* Provided data:
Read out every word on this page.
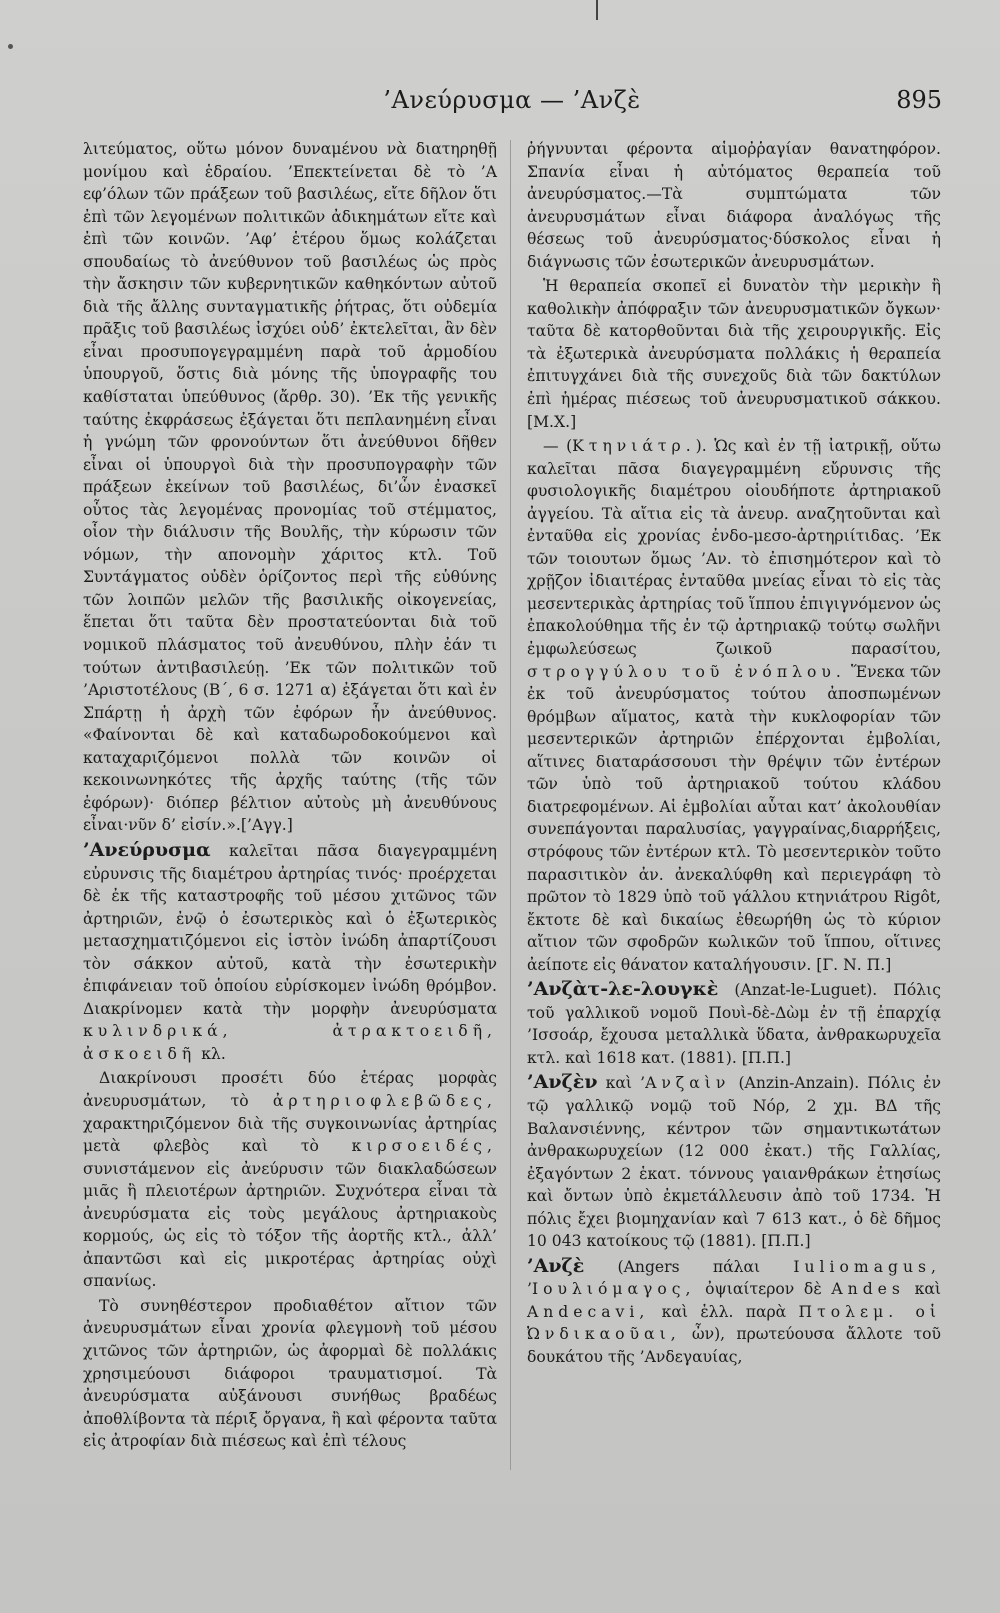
’Ανεύρυσμα — ’Ανζὲ	895

λιτεύματος, οὕτω μόνον δυναμένου νὰ διατηρηθῇ μονίμου καὶ ἑδραίου. ’Επεκτείνεται δὲ τὸ ’Α εφ’όλων τῶν πράξεων τοῦ βασιλέως, εἴτε δῆλον ὅτι ἐπὶ τῶν λεγομένων πολιτικῶν ἀδικημάτων εἴτε καὶ ἐπὶ τῶν κοινῶν. ’Αφ’ ἑτέρου ὅμως κολάζεται σπουδαίως τὸ ἀνεύθυνον τοῦ βασιλέως ὡς πρὸς τὴν ἄσκησιν τῶν κυβερνητικῶν καθηκόντων αὐτοῦ διὰ τῆς ἄλλης συνταγματικῆς ῥήτρας, ὅτι οὐδεμία πρᾶξις τοῦ βασιλέως ἰσχύει οὐδ’ ἐκτελεῖται, ἂν δὲν εἶναι προσυπογεγραμμένη παρὰ τοῦ ἁρμοδίου ὑπουργοῦ, ὅστις διὰ μόνης τῆς ὑπογραφῆς του καθίσταται ὑπεύθυνος (ἄρθρ. 30). ’Εκ τῆς γενικῆς ταύτης ἐκφράσεως ἐξάγεται ὅτι πεπλανημένη εἶναι ἡ γνώμη τῶν φρονούντων ὅτι ἀνεύθυνοι δῆθεν εἶναι οἱ ὑπουργοὶ διὰ τὴν προσυπογραφὴν τῶν πράξεων ἐκείνων τοῦ βασιλέως, δι’ὧν ἐνασκεῖ οὗτος τὰς λεγομένας προνομίας τοῦ στέμματος, οἷον τὴν διάλυσιν τῆς Βουλῆς, τὴν κύρωσιν τῶν νόμων, τὴν απονομὴν χάριτος κτλ. Τοῦ Συντάγματος οὐδὲν ὁρίζοντος περὶ τῆς εὐθύνης τῶν λοιπῶν μελῶν τῆς βασιλικῆς οἰκογενείας, ἕπεται ὅτι ταῦτα δὲν προστατεύονται διὰ τοῦ νομικοῦ πλάσματος τοῦ ἀνευθύνου, πλὴν ἐάν τι τούτων ἀντιβασιλεύῃ. ’Εκ τῶν πολιτικῶν τοῦ ’Αριστοτέλους (Β΄, 6 σ. 1271 α) ἐξάγεται ὅτι καὶ ἐν Σπάρτῃ ἡ ἀρχὴ τῶν ἐφόρων ἦν ἀνεύθυνος. «Φαίνονται δὲ καὶ καταδωροδοκούμενοι καὶ καταχαριζόμενοι πολλὰ τῶν κοινῶν οἱ κεκοινωνηκότες τῆς ἀρχῆς ταύτης (τῆς τῶν ἐφόρων)· διόπερ βέλτιον αὐτοὺς μὴ ἀνευθύνους εἶναι·νῦν δ’ εἰσίν.».[’Αγγ.]

’Ανεύρυσμα καλεῖται πᾶσα διαγεγραμμένη εὐρυνσις τῆς διαμέτρου ἀρτηρίας τινός· προέρχεται δὲ ἐκ τῆς καταστροφῆς τοῦ μέσου χιτῶνος τῶν ἀρτηριῶν, ἐνῷ ὁ ἐσωτερικὸς καὶ ὁ ἐξωτερικὸς μετασχηματιζόμενοι εἰς ἱστὸν ἰνώδη ἀπαρτίζουσι τὸν σάκκον αὐτοῦ, κατὰ τὴν ἐσωτερικὴν ἐπιφάνειαν τοῦ ὁποίου εὑρίσκομεν ἰνώδη θρόμβον. Διακρίνομεν κατὰ τὴν μορφὴν ἀνευρύσματα κυλινδρικά, ἀτρακτοειδῆ, ἀσκοειδῆ κλ.

Διακρίνουσι προσέτι δύο ἑτέρας μορφὰς ἀνευρυσμάτων, τὸ ἀρτηριοφλεβῶδες, χαρακτηριζόμενον διὰ τῆς συγκοινωνίας ἀρτηρίας μετὰ φλεβὸς καὶ τὸ κιρσοειδές, συνιστάμενον εἰς ἀνεύρυσιν τῶν διακλαδώσεων μιᾶς ἢ πλειοτέρων ἀρτηριῶν. Συχνότερα εἶναι τὰ ἀνευρύσματα εἰς τοὺς μεγάλους ἀρτηριακοὺς κορμούς, ὡς εἰς τὸ τόξον τῆς ἀορτῆς κτλ., ἀλλ’ ἀπαντῶσι καὶ εἰς μικροτέρας ἀρτηρίας οὐχὶ σπανίως.

Τὸ συνηθέστερον προδιαθέτον αἴτιον τῶν ἀνευρυσμάτων εἶναι χρονία φλεγμονὴ τοῦ μέσου χιτῶνος τῶν ἀρτηριῶν, ὡς ἀφορμαὶ δὲ πολλάκις χρησιμεύουσι διάφοροι τραυματισμοί. Τὰ ἀνευρύσματα αὐξάνουσι συνήθως βραδέως ἀποθλίβοντα τὰ πέριξ ὄργανα, ἢ καὶ φέροντα ταῦτα εἰς ἀτροφίαν διὰ πιέσεως καὶ ἐπὶ τέλους

ῥήγνυνται φέροντα αἱμοῤῥαγίαν θανατηφόρον. Σπανία εἶναι ἡ αὐτόματος θεραπεία τοῦ ἀνευρύσματος.—Τὰ συμπτώματα τῶν ἀνευρυσμάτων εἶναι διάφορα ἀναλόγως τῆς θέσεως τοῦ ἀνευρύσματος·δύσκολος εἶναι ἡ διάγνωσις τῶν ἐσωτερικῶν ἀνευρυσμάτων.

Ἡ θεραπεία σκοπεῖ εἰ δυνατὸν τὴν μερικὴν ἢ καθολικὴν ἀπόφραξιν τῶν ἀνευρυσματικῶν ὄγκων· ταῦτα δὲ κατορθοῦνται διὰ τῆς χειρουργικῆς. Εἰς τὰ ἐξωτερικὰ ἀνευρύσματα πολλάκις ἡ θεραπεία ἐπιτυγχάνει διὰ τῆς συνεχοῦς διὰ τῶν δακτύλων ἐπὶ ἡμέρας πιέσεως τοῦ ἀνευρυσματικοῦ σάκκου. [Μ.Χ.]

— (Κτηνιάτρ.). Ὡς καὶ ἐν τῇ ἰατρικῇ, οὕτω καλεῖται πᾶσα διαγεγραμμένη εὔρυνσις τῆς φυσιολογικῆς διαμέτρου οἱουδήποτε ἀρτηριακοῦ ἀγγείου. Τὰ αἴτια εἰς τὰ ἀνευρ. αναζητοῦνται καὶ ἐνταῦθα εἰς χρονίας ἐνδο-μεσο-ἀρτηριίτιδας. ’Εκ τῶν τοιουτων ὅμως ’Αν. τὸ ἐπισημότερον καὶ τὸ χρῇζον ἰδιαιτέρας ἐνταῦθα μνείας εἶναι τὸ εἰς τὰς μεσεντερικὰς ἀρτηρίας τοῦ ἵππου ἐπιγιγνόμενον ὡς ἐπακολούθημα τῆς ἐν τῷ ἀρτηριακῷ τούτῳ σωλῆνι ἐμφωλεύσεως ζωικοῦ παρασίτου, στρογγύλου τοῦ ἐνόπλου. Ἕνεκα τῶν ἐκ τοῦ ἀνευρύσματος τούτου ἀποσπωμένων θρόμβων αἵματος, κατὰ τὴν κυκλοφορίαν τῶν μεσεντερικῶν ἀρτηριῶν ἐπέρχονται ἐμβολίαι, αἵτινες διαταράσσουσι τὴν θρέψιν τῶν ἐντέρων τῶν ὑπὸ τοῦ ἀρτηριακοῦ τούτου κλάδου διατρεφομένων. Αἱ ἐμβολίαι αὗται κατ’ ἀκολουθίαν συνεπάγονται παραλυσίας, γαγγραίνας,διαρρήξεις, στρόφους τῶν ἐντέρων κτλ. Τὸ μεσεντερικὸν τοῦτο παρασιτικὸν ἀν. ἀνεκαλύφθη καὶ περιεγράφη τὸ πρῶτον τὸ 1829 ὑπὸ τοῦ γάλλου κτηνιάτρου Rigôt, ἔκτοτε δὲ καὶ δικαίως ἐθεωρήθη ὡς τὸ κύριον αἴτιον τῶν σφοδρῶν κωλικῶν τοῦ ἵππου, οἵτινες ἀείποτε εἰς θάνατον καταλήγουσιν. [Γ. Ν. Π.]

’Ανζὰτ-λε-λουγκὲ (Anzat-le-Luguet). Πόλις τοῦ γαλλικοῦ νομοῦ Πουὶ-δὲ-Δὼμ ἐν τῇ ἐπαρχίᾳ ’Ισσοάρ, ἔχουσα μεταλλικὰ ὕδατα, ἀνθρακωρυχεῖα κτλ. καὶ 1618 κατ. (1881). [Π.Π.]

’Ανζὲν καὶ ’Ανζαὶν (Anzin-Anzain). Πόλις ἐν τῷ γαλλικῷ νομῷ τοῦ Νόρ, 2 χμ. ΒΔ τῆς Βαλανσιέννης, κέντρον τῶν σημαντικωτάτων ἀνθρακωρυχείων (12 000 ἐκατ.) τῆς Γαλλίας, ἐξαγόντων 2 ἑκατ. τόννους γαιανθράκων ἐτησίως καὶ ὄντων ὑπὸ ἐκμετάλλευσιν ἀπὸ τοῦ 1734. Ἡ πόλις ἔχει βιομηχανίαν καὶ 7 613 κατ., ὁ δὲ δῆμος 10 043 κατοίκους τῷ (1881). [Π.Π.]

’Ανζὲ (Angers πάλαι Iuliomagus, ’Ιουλιόμαγος, ὀψιαίτερον δὲ Andes καὶ Andecavi, καὶ ἑλλ. παρὰ Πτολεμ. οἱ Ὠνδικαοῦαι, ὦν), πρωτεύουσα ἄλλοτε τοῦ δουκάτου τῆς ’Ανδεγαυίας,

* Task goal: Each line of the material that holds the string "χιτῶνος" counts once; give the total alone.

* Result of this task: 2